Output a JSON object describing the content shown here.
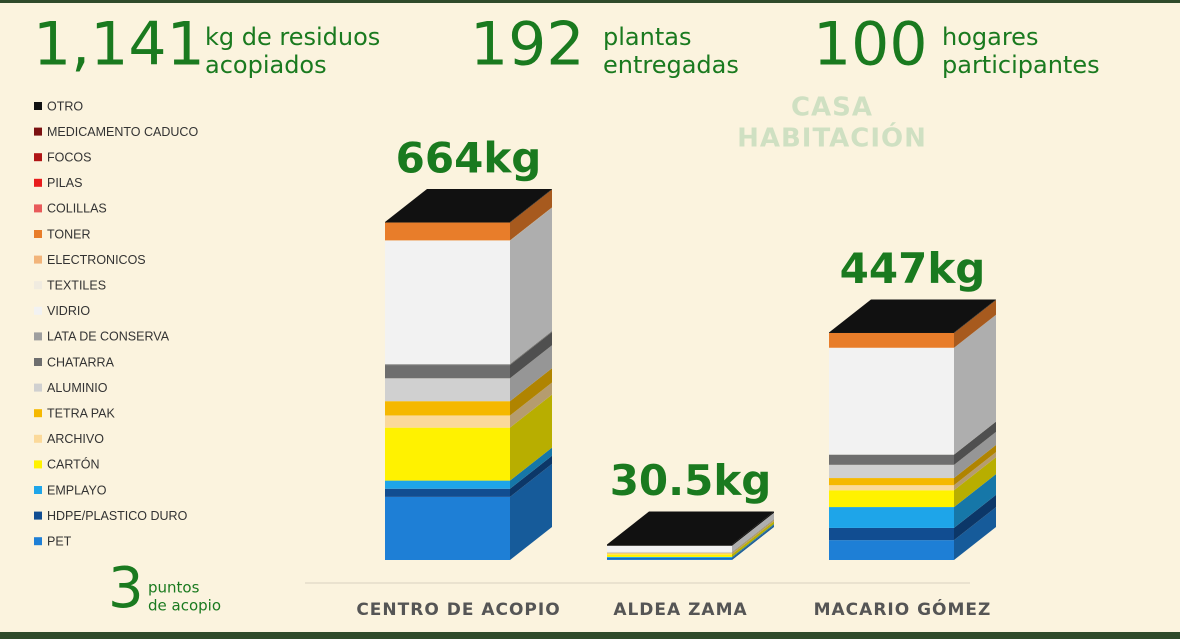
{
  "stats": [
    {
      "value": "1,141",
      "label": [
        "kg de residuos",
        "acopiados"
      ]
    },
    {
      "value": "192",
      "label": [
        "plantas",
        "entregadas"
      ]
    },
    {
      "value": "100",
      "label": [
        "hogares",
        "participantes"
      ]
    }
  ],
  "points": {
    "value": "3",
    "label": [
      "puntos",
      "de acopio"
    ]
  },
  "watermark": [
    "CASA",
    "HABITACIÓN"
  ],
  "chart_data": {
    "type": "stacked-bar-3d",
    "categories": [
      "CENTRO DE ACOPIO",
      "ALDEA ZAMA",
      "MACARIO GÓMEZ"
    ],
    "totals": [
      664,
      30.5,
      447
    ],
    "total_labels": [
      "664kg",
      "30.5kg",
      "447kg"
    ],
    "series": [
      {
        "name": "OTRO",
        "color": "#111111",
        "values": [
          1,
          2.5,
          1
        ]
      },
      {
        "name": "MEDICAMENTO CADUCO",
        "color": "#7b1010",
        "values": [
          0,
          0,
          0
        ]
      },
      {
        "name": "FOCOS",
        "color": "#b01515",
        "values": [
          0,
          0,
          0
        ]
      },
      {
        "name": "PILAS",
        "color": "#e81c1c",
        "values": [
          0,
          0,
          0
        ]
      },
      {
        "name": "COLILLAS",
        "color": "#e85a5a",
        "values": [
          0,
          0,
          0
        ]
      },
      {
        "name": "TONER",
        "color": "#e87d2a",
        "values": [
          35,
          0,
          29
        ]
      },
      {
        "name": "ELECTRONICOS",
        "color": "#f2b47a",
        "values": [
          0,
          0,
          0
        ]
      },
      {
        "name": "TEXTILES",
        "color": "#f0ebe0",
        "values": [
          1,
          0,
          0
        ]
      },
      {
        "name": "VIDRIO",
        "color": "#f2f2f2",
        "values": [
          242,
          12,
          210
        ]
      },
      {
        "name": "LATA DE CONSERVA",
        "color": "#9e9e9e",
        "values": [
          2,
          0,
          0
        ]
      },
      {
        "name": "CHATARRA",
        "color": "#6e6e6e",
        "values": [
          26,
          0,
          20
        ]
      },
      {
        "name": "ALUMINIO",
        "color": "#d0d0d0",
        "values": [
          45,
          2,
          26
        ]
      },
      {
        "name": "TETRA PAK",
        "color": "#f5b800",
        "values": [
          28,
          1,
          14
        ]
      },
      {
        "name": "ARCHIVO",
        "color": "#fbd99a",
        "values": [
          24,
          2,
          10
        ]
      },
      {
        "name": "CARTÓN",
        "color": "#fff200",
        "values": [
          104,
          5,
          33
        ]
      },
      {
        "name": "EMPLAYO",
        "color": "#1ea5e9",
        "values": [
          16,
          2,
          41
        ]
      },
      {
        "name": "HDPE/PLASTICO DURO",
        "color": "#114d91",
        "values": [
          16,
          1,
          24
        ]
      },
      {
        "name": "PET",
        "color": "#1e7fd6",
        "values": [
          124,
          3,
          39
        ]
      }
    ]
  }
}
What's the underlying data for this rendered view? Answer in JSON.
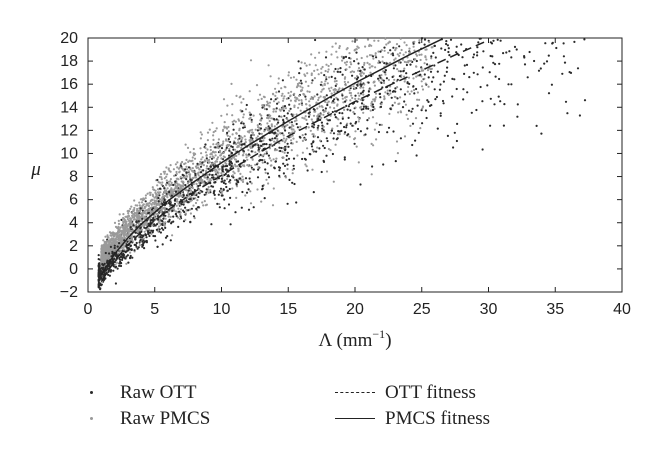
{
  "chart_data": {
    "type": "scatter",
    "xlabel_base": "Λ (mm",
    "xlabel_sup": "−1",
    "xlabel_end": ")",
    "ylabel": "μ",
    "xlim": [
      0,
      40
    ],
    "ylim": [
      -2,
      20
    ],
    "xticks": [
      0,
      5,
      10,
      15,
      20,
      25,
      30,
      35,
      40
    ],
    "yticks": [
      -2,
      0,
      2,
      4,
      6,
      8,
      10,
      12,
      14,
      16,
      18,
      20
    ],
    "grid": false,
    "legend_position": "bottom",
    "series": [
      {
        "name": "Raw OTT",
        "kind": "scatter",
        "color": "#2a2a2a",
        "approx_trend": {
          "a": -1.9,
          "b": 2.1,
          "p": 0.7
        },
        "x_range": [
          0.8,
          37.5
        ],
        "approx_point_count": 1700
      },
      {
        "name": "Raw PMCS",
        "kind": "scatter",
        "color": "#9a9a9a",
        "approx_trend": {
          "a": -1.5,
          "b": 2.15,
          "p": 0.7
        },
        "x_range": [
          1.0,
          26.0
        ],
        "approx_point_count": 2600
      },
      {
        "name": "OTT fitness",
        "kind": "line",
        "style": "dashed",
        "color": "#222222",
        "x": [
          1,
          2,
          3,
          4,
          5,
          6,
          8,
          10,
          12,
          15,
          18,
          20,
          22,
          25,
          28,
          30
        ],
        "y": [
          -1.1,
          0.7,
          2.1,
          3.2,
          4.2,
          5.1,
          6.7,
          8.1,
          9.5,
          11.5,
          13.3,
          14.5,
          15.6,
          17.2,
          18.8,
          19.8
        ]
      },
      {
        "name": "PMCS fitness",
        "kind": "line",
        "style": "solid",
        "color": "#222222",
        "x": [
          1,
          2,
          3,
          4,
          5,
          6,
          8,
          10,
          12,
          15,
          18,
          20,
          22,
          24,
          26.5
        ],
        "y": [
          -0.5,
          1.3,
          2.7,
          3.9,
          4.9,
          5.9,
          7.6,
          9.2,
          10.7,
          12.8,
          14.8,
          16.1,
          17.3,
          18.5,
          19.9
        ]
      }
    ]
  },
  "legend": {
    "raw_ott": "Raw OTT",
    "raw_pmcs": "Raw PMCS",
    "ott_fitness": "OTT fitness",
    "pmcs_fitness": "PMCS fitness"
  }
}
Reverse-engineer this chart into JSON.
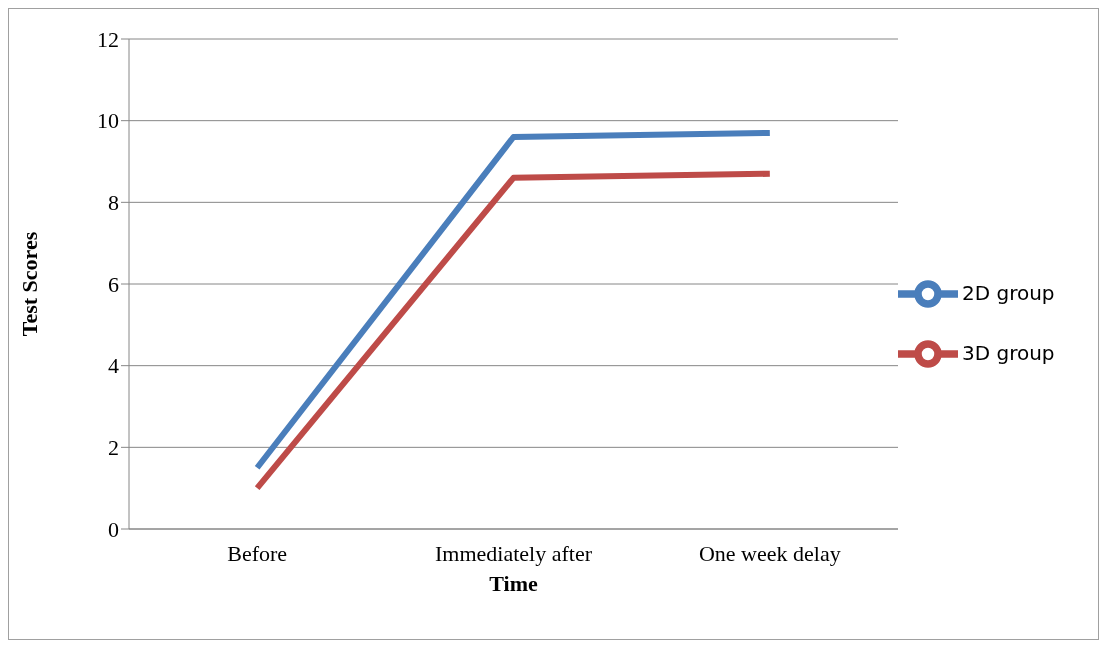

* * * * *

◆ **Task prompt**: Repeat all of the records verbatim, leaving out the pictures.

◆ **Solution for this exercise**:
Output a JSON object describing the content shown here.
{
  "stats": [
    {
      "value": "1,141",
      "label": [
        "kg de residuos",
        "acopiados"
      ]
    },
    {
      "value": "192",
      "label": [
        "plantas",
        "entregadas"
      ]
    },
    {
      "value": "100",
      "label": [
        "hogares",
        "participantes"
      ]
    }
  ],
  "points": {
    "value": "3",
    "label": [
      "puntos",
      "de acopio"
    ]
  },
  "watermark": [
    "CASA",
    "HABITACIÓN"
  ],
  "chart_data": {
    "type": "stacked-bar-3d",
    "categories": [
      "CENTRO DE ACOPIO",
      "ALDEA ZAMA",
      "MACARIO GÓMEZ"
    ],
    "totals": [
      664,
      30.5,
      447
    ],
    "total_labels": [
      "664kg",
      "30.5kg",
      "447kg"
    ],
    "series": [
      {
        "name": "OTRO",
        "color": "#111111",
        "values": [
          1,
          2.5,
          1
        ]
      },
      {
        "name": "MEDICAMENTO CADUCO",
        "color": "#7b1010",
        "values": [
          0,
          0,
          0
        ]
      },
      {
        "name": "FOCOS",
        "color": "#b01515",
        "values": [
          0,
          0,
          0
        ]
      },
      {
        "name": "PILAS",
        "color": "#e81c1c",
        "values": [
          0,
          0,
          0
        ]
      },
      {
        "name": "COLILLAS",
        "color": "#e85a5a",
        "values": [
          0,
          0,
          0
        ]
      },
      {
        "name": "TONER",
        "color": "#e87d2a",
        "values": [
          35,
          0,
          29
        ]
      },
      {
        "name": "ELECTRONICOS",
        "color": "#f2b47a",
        "values": [
          0,
          0,
          0
        ]
      },
      {
        "name": "TEXTILES",
        "color": "#f0ebe0",
        "values": [
          1,
          0,
          0
        ]
      },
      {
        "name": "VIDRIO",
        "color": "#f2f2f2",
        "values": [
          242,
          12,
          210
        ]
      },
      {
        "name": "LATA DE CONSERVA",
        "color": "#9e9e9e",
        "values": [
          2,
          0,
          0
        ]
      },
      {
        "name": "CHATARRA",
        "color": "#6e6e6e",
        "values": [
          26,
          0,
          20
        ]
      },
      {
        "name": "ALUMINIO",
        "color": "#d0d0d0",
        "values": [
          45,
          2,
          26
        ]
      },
      {
        "name": "TETRA PAK",
        "color": "#f5b800",
        "values": [
          28,
          1,
          14
        ]
      },
      {
        "name": "ARCHIVO",
        "color": "#fbd99a",
        "values": [
          24,
          2,
          10
        ]
      },
      {
        "name": "CARTÓN",
        "color": "#fff200",
        "values": [
          104,
          5,
          33
        ]
      },
      {
        "name": "EMPLAYO",
        "color": "#1ea5e9",
        "values": [
          16,
          2,
          41
        ]
      },
      {
        "name": "HDPE/PLASTICO DURO",
        "color": "#114d91",
        "values": [
          16,
          1,
          24
        ]
      },
      {
        "name": "PET",
        "color": "#1e7fd6",
        "values": [
          124,
          3,
          39
        ]
      }
    ]
  }
}
What's the underlying data for this rendered view? Answer in JSON.
{
  "chart_data": {
    "type": "scatter",
    "xlabel_base": "Λ (mm",
    "xlabel_sup": "−1",
    "xlabel_end": ")",
    "ylabel": "μ",
    "xlim": [
      0,
      40
    ],
    "ylim": [
      -2,
      20
    ],
    "xticks": [
      0,
      5,
      10,
      15,
      20,
      25,
      30,
      35,
      40
    ],
    "yticks": [
      -2,
      0,
      2,
      4,
      6,
      8,
      10,
      12,
      14,
      16,
      18,
      20
    ],
    "grid": false,
    "legend_position": "bottom",
    "series": [
      {
        "name": "Raw OTT",
        "kind": "scatter",
        "color": "#2a2a2a",
        "approx_trend": {
          "a": -1.9,
          "b": 2.1,
          "p": 0.7
        },
        "x_range": [
          0.8,
          37.5
        ],
        "approx_point_count": 1700
      },
      {
        "name": "Raw PMCS",
        "kind": "scatter",
        "color": "#9a9a9a",
        "approx_trend": {
          "a": -1.5,
          "b": 2.15,
          "p": 0.7
        },
        "x_range": [
          1.0,
          26.0
        ],
        "approx_point_count": 2600
      },
      {
        "name": "OTT fitness",
        "kind": "line",
        "style": "dashed",
        "color": "#222222",
        "x": [
          1,
          2,
          3,
          4,
          5,
          6,
          8,
          10,
          12,
          15,
          18,
          20,
          22,
          25,
          28,
          30
        ],
        "y": [
          -1.1,
          0.7,
          2.1,
          3.2,
          4.2,
          5.1,
          6.7,
          8.1,
          9.5,
          11.5,
          13.3,
          14.5,
          15.6,
          17.2,
          18.8,
          19.8
        ]
      },
      {
        "name": "PMCS fitness",
        "kind": "line",
        "style": "solid",
        "color": "#222222",
        "x": [
          1,
          2,
          3,
          4,
          5,
          6,
          8,
          10,
          12,
          15,
          18,
          20,
          22,
          24,
          26.5
        ],
        "y": [
          -0.5,
          1.3,
          2.7,
          3.9,
          4.9,
          5.9,
          7.6,
          9.2,
          10.7,
          12.8,
          14.8,
          16.1,
          17.3,
          18.5,
          19.9
        ]
      }
    ]
  },
  "legend": {
    "raw_ott": "Raw OTT",
    "raw_pmcs": "Raw PMCS",
    "ott_fitness": "OTT fitness",
    "pmcs_fitness": "PMCS fitness"
  }
}
Reverse-engineer this chart into JSON.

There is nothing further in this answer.